SET EXERCISE: Copy each entry as it stands, leaving nothing out.

• • • • •

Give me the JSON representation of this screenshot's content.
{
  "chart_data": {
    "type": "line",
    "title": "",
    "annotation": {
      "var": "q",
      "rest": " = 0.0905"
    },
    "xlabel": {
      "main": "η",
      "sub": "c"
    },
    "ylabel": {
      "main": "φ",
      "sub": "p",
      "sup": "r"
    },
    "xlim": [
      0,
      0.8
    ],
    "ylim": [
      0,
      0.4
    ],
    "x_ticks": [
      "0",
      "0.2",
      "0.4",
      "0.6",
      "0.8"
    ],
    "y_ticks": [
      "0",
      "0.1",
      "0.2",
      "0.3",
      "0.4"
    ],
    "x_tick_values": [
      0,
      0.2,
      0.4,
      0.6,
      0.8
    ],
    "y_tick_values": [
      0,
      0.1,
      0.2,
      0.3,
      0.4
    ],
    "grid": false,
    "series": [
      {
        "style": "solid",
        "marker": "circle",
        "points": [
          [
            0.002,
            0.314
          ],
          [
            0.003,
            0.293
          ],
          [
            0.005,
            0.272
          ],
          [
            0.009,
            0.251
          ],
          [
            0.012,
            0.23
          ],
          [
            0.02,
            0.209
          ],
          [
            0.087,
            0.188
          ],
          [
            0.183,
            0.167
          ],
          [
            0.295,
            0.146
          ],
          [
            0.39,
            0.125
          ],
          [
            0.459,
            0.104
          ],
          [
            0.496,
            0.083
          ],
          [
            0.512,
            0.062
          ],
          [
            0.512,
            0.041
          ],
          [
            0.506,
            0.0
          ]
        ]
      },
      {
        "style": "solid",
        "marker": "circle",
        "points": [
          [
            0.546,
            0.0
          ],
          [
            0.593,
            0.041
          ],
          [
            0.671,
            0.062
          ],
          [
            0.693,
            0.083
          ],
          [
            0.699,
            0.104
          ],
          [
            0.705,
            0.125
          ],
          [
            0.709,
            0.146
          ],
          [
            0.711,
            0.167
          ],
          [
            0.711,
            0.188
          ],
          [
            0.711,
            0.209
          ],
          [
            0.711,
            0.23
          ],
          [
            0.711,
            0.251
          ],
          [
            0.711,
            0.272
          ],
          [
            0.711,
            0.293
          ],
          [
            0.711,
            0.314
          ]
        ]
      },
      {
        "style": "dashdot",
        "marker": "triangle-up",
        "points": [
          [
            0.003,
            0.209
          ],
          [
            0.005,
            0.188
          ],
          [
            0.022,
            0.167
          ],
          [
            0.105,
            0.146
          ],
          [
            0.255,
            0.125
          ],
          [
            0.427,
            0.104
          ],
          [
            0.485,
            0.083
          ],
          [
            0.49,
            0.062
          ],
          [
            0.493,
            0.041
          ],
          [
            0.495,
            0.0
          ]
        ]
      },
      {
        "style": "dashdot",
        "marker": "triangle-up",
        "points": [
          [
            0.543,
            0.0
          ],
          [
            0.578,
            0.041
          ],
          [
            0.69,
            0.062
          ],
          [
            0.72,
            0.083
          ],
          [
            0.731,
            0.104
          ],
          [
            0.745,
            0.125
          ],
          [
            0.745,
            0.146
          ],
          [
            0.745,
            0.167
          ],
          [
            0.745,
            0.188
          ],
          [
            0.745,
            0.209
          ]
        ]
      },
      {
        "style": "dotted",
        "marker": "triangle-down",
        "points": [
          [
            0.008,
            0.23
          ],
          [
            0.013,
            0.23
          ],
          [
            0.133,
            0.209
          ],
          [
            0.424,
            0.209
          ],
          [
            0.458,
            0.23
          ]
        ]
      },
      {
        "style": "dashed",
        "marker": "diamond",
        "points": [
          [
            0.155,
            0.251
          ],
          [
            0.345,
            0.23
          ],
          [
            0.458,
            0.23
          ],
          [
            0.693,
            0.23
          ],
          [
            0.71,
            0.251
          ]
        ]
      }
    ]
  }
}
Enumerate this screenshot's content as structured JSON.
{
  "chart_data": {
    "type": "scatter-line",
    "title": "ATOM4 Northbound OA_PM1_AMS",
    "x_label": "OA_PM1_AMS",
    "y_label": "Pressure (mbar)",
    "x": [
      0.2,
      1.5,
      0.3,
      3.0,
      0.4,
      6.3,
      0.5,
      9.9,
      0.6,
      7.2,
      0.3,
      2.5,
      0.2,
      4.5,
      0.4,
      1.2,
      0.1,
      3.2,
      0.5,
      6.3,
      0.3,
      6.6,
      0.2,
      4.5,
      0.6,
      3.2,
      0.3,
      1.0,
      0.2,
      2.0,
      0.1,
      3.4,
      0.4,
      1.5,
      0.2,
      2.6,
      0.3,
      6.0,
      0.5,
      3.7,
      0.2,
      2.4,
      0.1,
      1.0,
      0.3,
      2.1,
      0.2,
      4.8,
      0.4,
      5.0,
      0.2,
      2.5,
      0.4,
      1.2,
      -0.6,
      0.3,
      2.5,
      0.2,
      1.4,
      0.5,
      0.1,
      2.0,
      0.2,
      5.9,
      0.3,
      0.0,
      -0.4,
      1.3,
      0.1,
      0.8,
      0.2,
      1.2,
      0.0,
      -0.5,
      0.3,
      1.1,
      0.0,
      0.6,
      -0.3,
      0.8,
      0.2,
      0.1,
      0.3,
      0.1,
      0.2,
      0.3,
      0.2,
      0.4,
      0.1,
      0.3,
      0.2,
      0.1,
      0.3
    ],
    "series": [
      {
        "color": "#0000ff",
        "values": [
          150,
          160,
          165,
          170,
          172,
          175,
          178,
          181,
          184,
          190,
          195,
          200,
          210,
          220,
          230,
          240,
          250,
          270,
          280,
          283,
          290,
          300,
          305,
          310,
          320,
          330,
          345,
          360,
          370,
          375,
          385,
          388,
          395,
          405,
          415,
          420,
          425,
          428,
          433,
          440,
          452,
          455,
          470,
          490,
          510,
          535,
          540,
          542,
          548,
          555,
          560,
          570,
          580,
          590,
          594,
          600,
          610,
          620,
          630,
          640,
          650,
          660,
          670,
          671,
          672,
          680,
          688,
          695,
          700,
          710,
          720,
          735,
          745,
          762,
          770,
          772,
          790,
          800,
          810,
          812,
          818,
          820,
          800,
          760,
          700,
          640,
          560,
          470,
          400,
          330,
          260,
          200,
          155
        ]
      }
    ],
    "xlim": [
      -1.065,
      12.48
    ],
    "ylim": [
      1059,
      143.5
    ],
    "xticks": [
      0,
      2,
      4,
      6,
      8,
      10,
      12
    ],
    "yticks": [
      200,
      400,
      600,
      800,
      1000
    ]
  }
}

• • • • •

SOLUTION FOR THIS EXERCISE:
Give me the JSON representation of this screenshot's content.
{
  "chart_data": {
    "type": "line",
    "title": "",
    "annotation": {
      "var": "q",
      "rest": " = 0.0905"
    },
    "xlabel": {
      "main": "η",
      "sub": "c"
    },
    "ylabel": {
      "main": "φ",
      "sub": "p",
      "sup": "r"
    },
    "xlim": [
      0,
      0.8
    ],
    "ylim": [
      0,
      0.4
    ],
    "x_ticks": [
      "0",
      "0.2",
      "0.4",
      "0.6",
      "0.8"
    ],
    "y_ticks": [
      "0",
      "0.1",
      "0.2",
      "0.3",
      "0.4"
    ],
    "x_tick_values": [
      0,
      0.2,
      0.4,
      0.6,
      0.8
    ],
    "y_tick_values": [
      0,
      0.1,
      0.2,
      0.3,
      0.4
    ],
    "grid": false,
    "series": [
      {
        "style": "solid",
        "marker": "circle",
        "points": [
          [
            0.002,
            0.314
          ],
          [
            0.003,
            0.293
          ],
          [
            0.005,
            0.272
          ],
          [
            0.009,
            0.251
          ],
          [
            0.012,
            0.23
          ],
          [
            0.02,
            0.209
          ],
          [
            0.087,
            0.188
          ],
          [
            0.183,
            0.167
          ],
          [
            0.295,
            0.146
          ],
          [
            0.39,
            0.125
          ],
          [
            0.459,
            0.104
          ],
          [
            0.496,
            0.083
          ],
          [
            0.512,
            0.062
          ],
          [
            0.512,
            0.041
          ],
          [
            0.506,
            0.0
          ]
        ]
      },
      {
        "style": "solid",
        "marker": "circle",
        "points": [
          [
            0.546,
            0.0
          ],
          [
            0.593,
            0.041
          ],
          [
            0.671,
            0.062
          ],
          [
            0.693,
            0.083
          ],
          [
            0.699,
            0.104
          ],
          [
            0.705,
            0.125
          ],
          [
            0.709,
            0.146
          ],
          [
            0.711,
            0.167
          ],
          [
            0.711,
            0.188
          ],
          [
            0.711,
            0.209
          ],
          [
            0.711,
            0.23
          ],
          [
            0.711,
            0.251
          ],
          [
            0.711,
            0.272
          ],
          [
            0.711,
            0.293
          ],
          [
            0.711,
            0.314
          ]
        ]
      },
      {
        "style": "dashdot",
        "marker": "triangle-up",
        "points": [
          [
            0.003,
            0.209
          ],
          [
            0.005,
            0.188
          ],
          [
            0.022,
            0.167
          ],
          [
            0.105,
            0.146
          ],
          [
            0.255,
            0.125
          ],
          [
            0.427,
            0.104
          ],
          [
            0.485,
            0.083
          ],
          [
            0.49,
            0.062
          ],
          [
            0.493,
            0.041
          ],
          [
            0.495,
            0.0
          ]
        ]
      },
      {
        "style": "dashdot",
        "marker": "triangle-up",
        "points": [
          [
            0.543,
            0.0
          ],
          [
            0.578,
            0.041
          ],
          [
            0.69,
            0.062
          ],
          [
            0.72,
            0.083
          ],
          [
            0.731,
            0.104
          ],
          [
            0.745,
            0.125
          ],
          [
            0.745,
            0.146
          ],
          [
            0.745,
            0.167
          ],
          [
            0.745,
            0.188
          ],
          [
            0.745,
            0.209
          ]
        ]
      },
      {
        "style": "dotted",
        "marker": "triangle-down",
        "points": [
          [
            0.008,
            0.23
          ],
          [
            0.013,
            0.23
          ],
          [
            0.133,
            0.209
          ],
          [
            0.424,
            0.209
          ],
          [
            0.458,
            0.23
          ]
        ]
      },
      {
        "style": "dashed",
        "marker": "diamond",
        "points": [
          [
            0.155,
            0.251
          ],
          [
            0.345,
            0.23
          ],
          [
            0.458,
            0.23
          ],
          [
            0.693,
            0.23
          ],
          [
            0.71,
            0.251
          ]
        ]
      }
    ]
  }
}
Enumerate this screenshot's content as structured JSON.
{
  "chart_data": {
    "type": "scatter-line",
    "title": "ATOM4 Northbound OA_PM1_AMS",
    "x_label": "OA_PM1_AMS",
    "y_label": "Pressure (mbar)",
    "x": [
      0.2,
      1.5,
      0.3,
      3.0,
      0.4,
      6.3,
      0.5,
      9.9,
      0.6,
      7.2,
      0.3,
      2.5,
      0.2,
      4.5,
      0.4,
      1.2,
      0.1,
      3.2,
      0.5,
      6.3,
      0.3,
      6.6,
      0.2,
      4.5,
      0.6,
      3.2,
      0.3,
      1.0,
      0.2,
      2.0,
      0.1,
      3.4,
      0.4,
      1.5,
      0.2,
      2.6,
      0.3,
      6.0,
      0.5,
      3.7,
      0.2,
      2.4,
      0.1,
      1.0,
      0.3,
      2.1,
      0.2,
      4.8,
      0.4,
      5.0,
      0.2,
      2.5,
      0.4,
      1.2,
      -0.6,
      0.3,
      2.5,
      0.2,
      1.4,
      0.5,
      0.1,
      2.0,
      0.2,
      5.9,
      0.3,
      0.0,
      -0.4,
      1.3,
      0.1,
      0.8,
      0.2,
      1.2,
      0.0,
      -0.5,
      0.3,
      1.1,
      0.0,
      0.6,
      -0.3,
      0.8,
      0.2,
      0.1,
      0.3,
      0.1,
      0.2,
      0.3,
      0.2,
      0.4,
      0.1,
      0.3,
      0.2,
      0.1,
      0.3
    ],
    "series": [
      {
        "color": "#0000ff",
        "values": [
          150,
          160,
          165,
          170,
          172,
          175,
          178,
          181,
          184,
          190,
          195,
          200,
          210,
          220,
          230,
          240,
          250,
          270,
          280,
          283,
          290,
          300,
          305,
          310,
          320,
          330,
          345,
          360,
          370,
          375,
          385,
          388,
          395,
          405,
          415,
          420,
          425,
          428,
          433,
          440,
          452,
          455,
          470,
          490,
          510,
          535,
          540,
          542,
          548,
          555,
          560,
          570,
          580,
          590,
          594,
          600,
          610,
          620,
          630,
          640,
          650,
          660,
          670,
          671,
          672,
          680,
          688,
          695,
          700,
          710,
          720,
          735,
          745,
          762,
          770,
          772,
          790,
          800,
          810,
          812,
          818,
          820,
          800,
          760,
          700,
          640,
          560,
          470,
          400,
          330,
          260,
          200,
          155
        ]
      }
    ],
    "xlim": [
      -1.065,
      12.48
    ],
    "ylim": [
      1059,
      143.5
    ],
    "xticks": [
      0,
      2,
      4,
      6,
      8,
      10,
      12
    ],
    "yticks": [
      200,
      400,
      600,
      800,
      1000
    ]
  }
}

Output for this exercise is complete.